* _SHORT EXERCISE_: Extract every line where the string "QUALITY" appears.

Data tied to figure images:
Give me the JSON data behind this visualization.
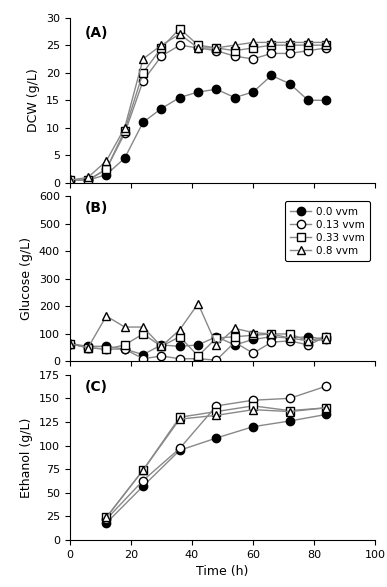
{
  "title_A": "(A)",
  "title_B": "(B)",
  "title_C": "(C)",
  "xlabel": "Time (h)",
  "ylabel_A": "DCW (g/L)",
  "ylabel_B": "Glucose (g/L)",
  "ylabel_C": "Ethanol (g/L)",
  "xlim": [
    0,
    100
  ],
  "ylim_A": [
    0,
    30
  ],
  "ylim_B": [
    0,
    600
  ],
  "ylim_C": [
    0,
    175
  ],
  "xticks": [
    0,
    20,
    40,
    60,
    80,
    100
  ],
  "yticks_A": [
    0,
    5,
    10,
    15,
    20,
    25,
    30
  ],
  "yticks_B": [
    0,
    100,
    200,
    300,
    400,
    500,
    600
  ],
  "yticks_C": [
    0,
    25,
    50,
    75,
    100,
    125,
    150,
    175
  ],
  "legend_labels": [
    "0.0 vvm",
    "0.13 vvm",
    "0.33 vvm",
    "0.8 vvm"
  ],
  "DCW": {
    "0.0": {
      "t": [
        0,
        6,
        12,
        18,
        24,
        30,
        36,
        42,
        48,
        54,
        60,
        66,
        72,
        78,
        84
      ],
      "y": [
        0.5,
        0.5,
        1.5,
        4.5,
        11.0,
        13.5,
        15.5,
        16.5,
        17.0,
        15.5,
        16.5,
        19.5,
        18.0,
        15.0,
        15.0
      ]
    },
    "0.13": {
      "t": [
        0,
        6,
        12,
        18,
        24,
        30,
        36,
        42,
        48,
        54,
        60,
        66,
        72,
        78,
        84
      ],
      "y": [
        0.5,
        0.5,
        2.5,
        9.0,
        18.5,
        23.0,
        25.0,
        24.5,
        24.0,
        23.0,
        22.5,
        23.5,
        23.5,
        24.0,
        24.5
      ]
    },
    "0.33": {
      "t": [
        0,
        6,
        12,
        18,
        24,
        30,
        36,
        42,
        48,
        54,
        60,
        66,
        72,
        78,
        84
      ],
      "y": [
        0.5,
        0.5,
        2.5,
        9.5,
        20.0,
        24.5,
        28.0,
        25.0,
        24.5,
        24.0,
        24.5,
        25.0,
        25.0,
        25.0,
        25.0
      ]
    },
    "0.8": {
      "t": [
        0,
        6,
        12,
        18,
        24,
        30,
        36,
        42,
        48,
        54,
        60,
        66,
        72,
        78,
        84
      ],
      "y": [
        0.5,
        1.0,
        4.0,
        10.0,
        22.5,
        25.0,
        27.0,
        24.5,
        24.5,
        25.0,
        25.5,
        25.5,
        25.5,
        25.5,
        25.5
      ]
    }
  },
  "Glucose": {
    "0.0": {
      "t": [
        0,
        6,
        12,
        18,
        24,
        30,
        36,
        42,
        48,
        54,
        60,
        66,
        72,
        78,
        84
      ],
      "y": [
        65,
        55,
        55,
        45,
        25,
        60,
        55,
        60,
        90,
        60,
        80,
        90,
        85,
        90,
        80
      ]
    },
    "0.13": {
      "t": [
        0,
        6,
        12,
        18,
        24,
        30,
        36,
        42,
        48,
        54,
        60,
        66,
        72,
        78,
        84
      ],
      "y": [
        65,
        50,
        45,
        45,
        10,
        20,
        10,
        10,
        5,
        70,
        30,
        70,
        75,
        60,
        90
      ]
    },
    "0.33": {
      "t": [
        0,
        6,
        12,
        18,
        24,
        30,
        36,
        42,
        48,
        54,
        60,
        66,
        72,
        78,
        84
      ],
      "y": [
        65,
        50,
        45,
        60,
        100,
        55,
        90,
        20,
        85,
        90,
        95,
        100,
        100,
        75,
        90
      ]
    },
    "0.8": {
      "t": [
        0,
        6,
        12,
        18,
        24,
        30,
        36,
        42,
        48,
        54,
        60,
        66,
        72,
        78,
        84
      ],
      "y": [
        65,
        50,
        165,
        125,
        125,
        55,
        115,
        210,
        60,
        120,
        105,
        100,
        85,
        75,
        80
      ]
    }
  },
  "Ethanol": {
    "0.0": {
      "t": [
        12,
        24,
        36,
        48,
        60,
        72,
        84
      ],
      "y": [
        18,
        57,
        95,
        108,
        120,
        126,
        133
      ]
    },
    "0.13": {
      "t": [
        12,
        24,
        36,
        48,
        60,
        72,
        84
      ],
      "y": [
        22,
        63,
        97,
        142,
        148,
        150,
        163
      ]
    },
    "0.33": {
      "t": [
        12,
        24,
        36,
        48,
        60,
        72,
        84
      ],
      "y": [
        24,
        74,
        130,
        136,
        142,
        137,
        140
      ]
    },
    "0.8": {
      "t": [
        12,
        24,
        36,
        48,
        60,
        72,
        84
      ],
      "y": [
        24,
        74,
        128,
        132,
        138,
        136,
        140
      ]
    }
  },
  "markers_filled": {
    "0.0": true,
    "0.13": false,
    "0.33": false,
    "0.8": false
  },
  "marker_styles": {
    "0.0": "o",
    "0.13": "o",
    "0.33": "s",
    "0.8": "^"
  },
  "line_color": "#888888",
  "markersize": 6,
  "linewidth": 1.0
}
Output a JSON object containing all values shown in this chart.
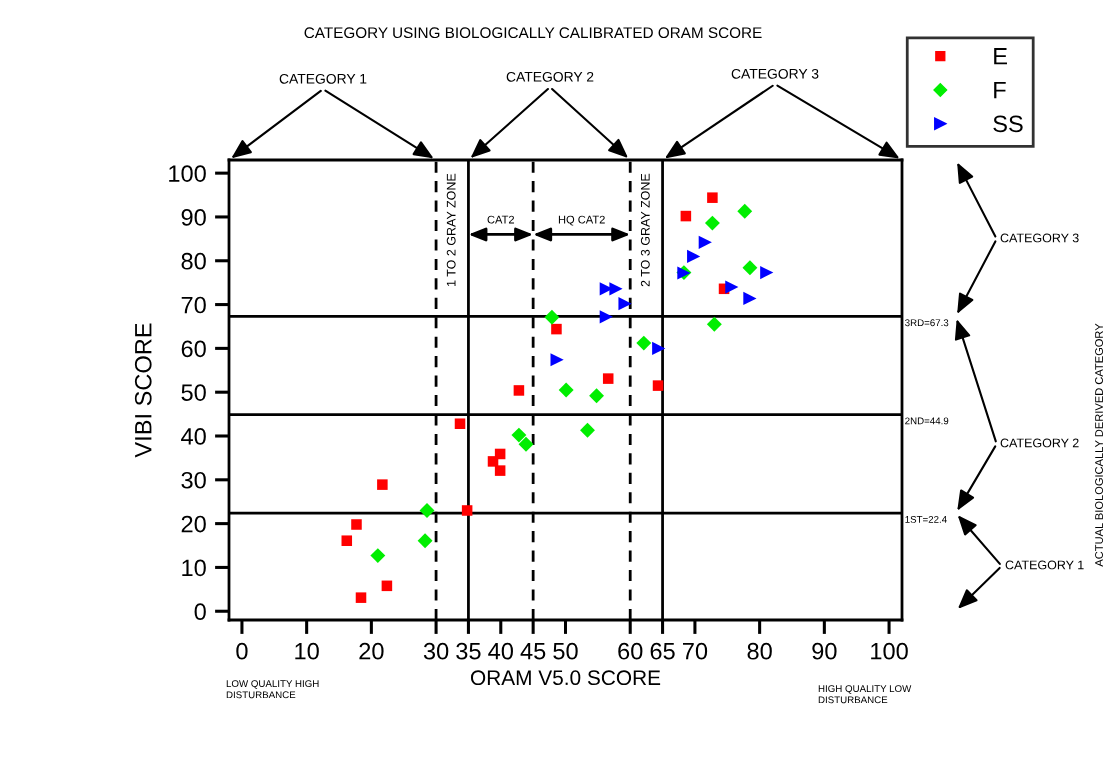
{
  "chart_data": {
    "type": "scatter",
    "title": "CATEGORY USING BIOLOGICALLY CALIBRATED ORAM SCORE",
    "xlabel": "ORAM V5.0 SCORE",
    "ylabel": "VIBI SCORE",
    "xlim": [
      -2,
      102
    ],
    "ylim": [
      -2,
      103
    ],
    "xticks": [
      0,
      10,
      20,
      30,
      35,
      40,
      45,
      50,
      60,
      65,
      70,
      80,
      90,
      100
    ],
    "yticks": [
      0,
      10,
      20,
      30,
      40,
      50,
      60,
      70,
      80,
      90,
      100
    ],
    "grid": false,
    "legend": "top right",
    "series": [
      {
        "name": "E",
        "color": "#ff0000",
        "marker": "square",
        "x": [
          42.8,
          33.7,
          39.9,
          38.8,
          39.9,
          21.7,
          34.8,
          17.7,
          16.2,
          22.4,
          18.4,
          72.7,
          68.6,
          74.5,
          48.6,
          56.6,
          64.3
        ],
        "values": [
          50.4,
          42.8,
          35.9,
          34.2,
          32.1,
          28.9,
          23.0,
          19.8,
          16.1,
          5.8,
          3.1,
          94.4,
          90.2,
          73.6,
          64.4,
          53.1,
          51.5
        ]
      },
      {
        "name": "F",
        "color": "#00ee00",
        "marker": "diamond",
        "x": [
          42.8,
          43.9,
          28.6,
          28.3,
          21.0,
          77.7,
          72.7,
          78.5,
          68.3,
          73.0,
          47.9,
          62.1,
          50.1,
          54.8,
          53.4
        ],
        "values": [
          40.2,
          38.1,
          23.0,
          16.1,
          12.7,
          91.3,
          88.6,
          78.4,
          77.3,
          65.5,
          67.1,
          61.2,
          50.5,
          49.2,
          41.3
        ]
      },
      {
        "name": "SS",
        "color": "#0000ff",
        "marker": "triangle",
        "x": [
          71.6,
          69.8,
          68.3,
          81.1,
          75.7,
          78.5,
          56.3,
          57.8,
          59.2,
          56.3,
          64.4,
          48.7
        ],
        "values": [
          84.2,
          81.0,
          77.2,
          77.3,
          74.0,
          71.4,
          73.6,
          73.6,
          70.2,
          67.2,
          60.0,
          57.4
        ]
      }
    ],
    "ref_lines": [
      {
        "axis": "x",
        "value": 30,
        "line_style": "dashed",
        "color": "#000000"
      },
      {
        "axis": "x",
        "value": 35,
        "line_style": "solid",
        "color": "#000000"
      },
      {
        "axis": "x",
        "value": 45,
        "line_style": "dashed",
        "color": "#000000"
      },
      {
        "axis": "x",
        "value": 60,
        "line_style": "dashed",
        "color": "#000000"
      },
      {
        "axis": "x",
        "value": 65,
        "line_style": "solid",
        "color": "#000000"
      },
      {
        "axis": "y",
        "value": 22.4,
        "label": "1ST=22.4",
        "color": "#000000"
      },
      {
        "axis": "y",
        "value": 44.9,
        "label": "2ND=44.9",
        "color": "#000000"
      },
      {
        "axis": "y",
        "value": 67.3,
        "label": "3RD=67.3",
        "color": "#000000"
      }
    ],
    "annotations": [
      "CATEGORY 1",
      "CATEGORY 2",
      "CATEGORY 3",
      "CATEGORY 3",
      "CATEGORY 2",
      "CATEGORY 1",
      "LOW QUALITY HIGH\nDISTURBANCE",
      "HIGH QUALITY LOW\nDISTURBANCE",
      "ACTUAL BIOLOGICALLY DERIVED CATEGORY",
      "1 TO 2 GRAY ZONE",
      "2 TO 3 GRAY ZONE",
      "CAT2",
      "HQ CAT2"
    ]
  }
}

* _EXERCISE RESPONSE_:
      "LOW QUALITY HIGH\nDISTURBANCE",
      "HIGH QUALITY LOW\nDISTURBANCE",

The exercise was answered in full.